## Task directions
Set down each line of the data below exactly as it stands, dropping the pictures.

## Material provided
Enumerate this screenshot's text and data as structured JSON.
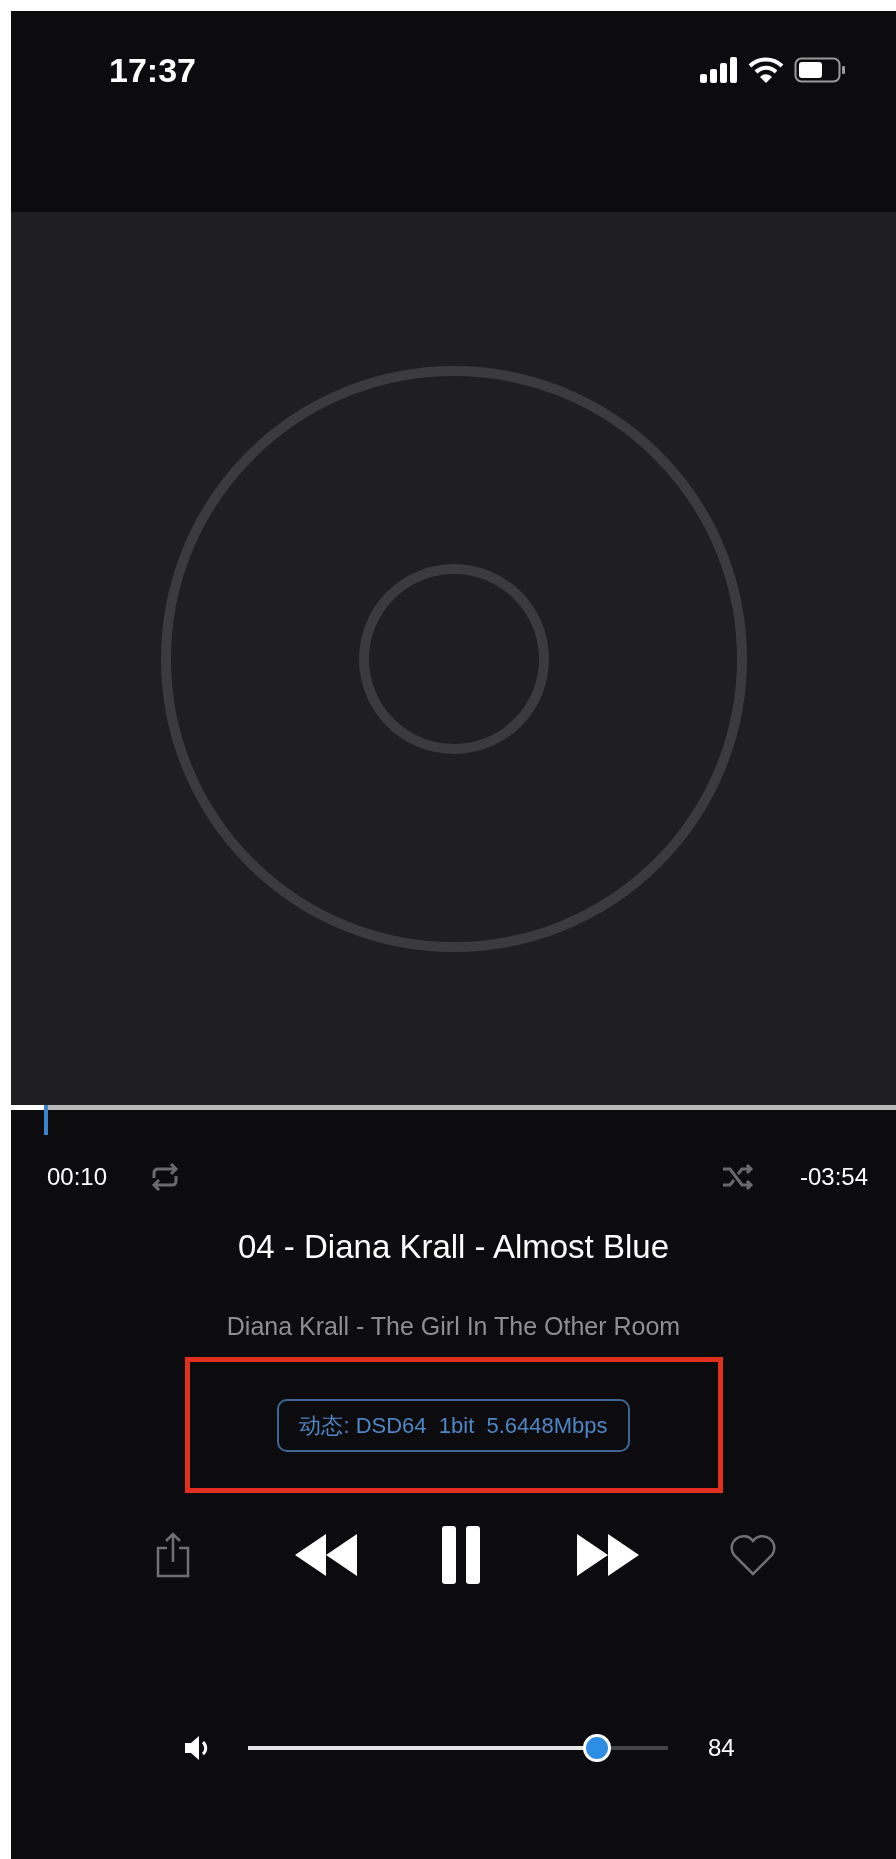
{
  "status_bar": {
    "time": "17:37"
  },
  "progress": {
    "level": 0.04,
    "elapsed": "00:10",
    "remaining": "-03:54",
    "repeat_on": false,
    "shuffle_on": false
  },
  "track": {
    "title": "04 - Diana Krall - Almost Blue",
    "subtitle": "Diana Krall - The Girl In The Other Room"
  },
  "format_badge": "动态: DSD64  1bit  5.6448Mbps",
  "highlight": {
    "color": "#e0301e"
  },
  "controls": {
    "playing": true,
    "favorite": false
  },
  "volume": {
    "level": 0.83,
    "reading": "84"
  }
}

## Output of the exercise
Enumerate this screenshot's text and data as structured JSON.
{
  "status_bar": {
    "time": "17:37"
  },
  "progress": {
    "level": 0.04,
    "elapsed": "00:10",
    "remaining": "-03:54",
    "repeat_on": false,
    "shuffle_on": false
  },
  "track": {
    "title": "04 - Diana Krall - Almost Blue",
    "subtitle": "Diana Krall - The Girl In The Other Room"
  },
  "format_badge": "动态: DSD64  1bit  5.6448Mbps",
  "highlight": {
    "color": "#e0301e"
  },
  "controls": {
    "playing": true,
    "favorite": false
  },
  "volume": {
    "level": 0.83,
    "reading": "84"
  }
}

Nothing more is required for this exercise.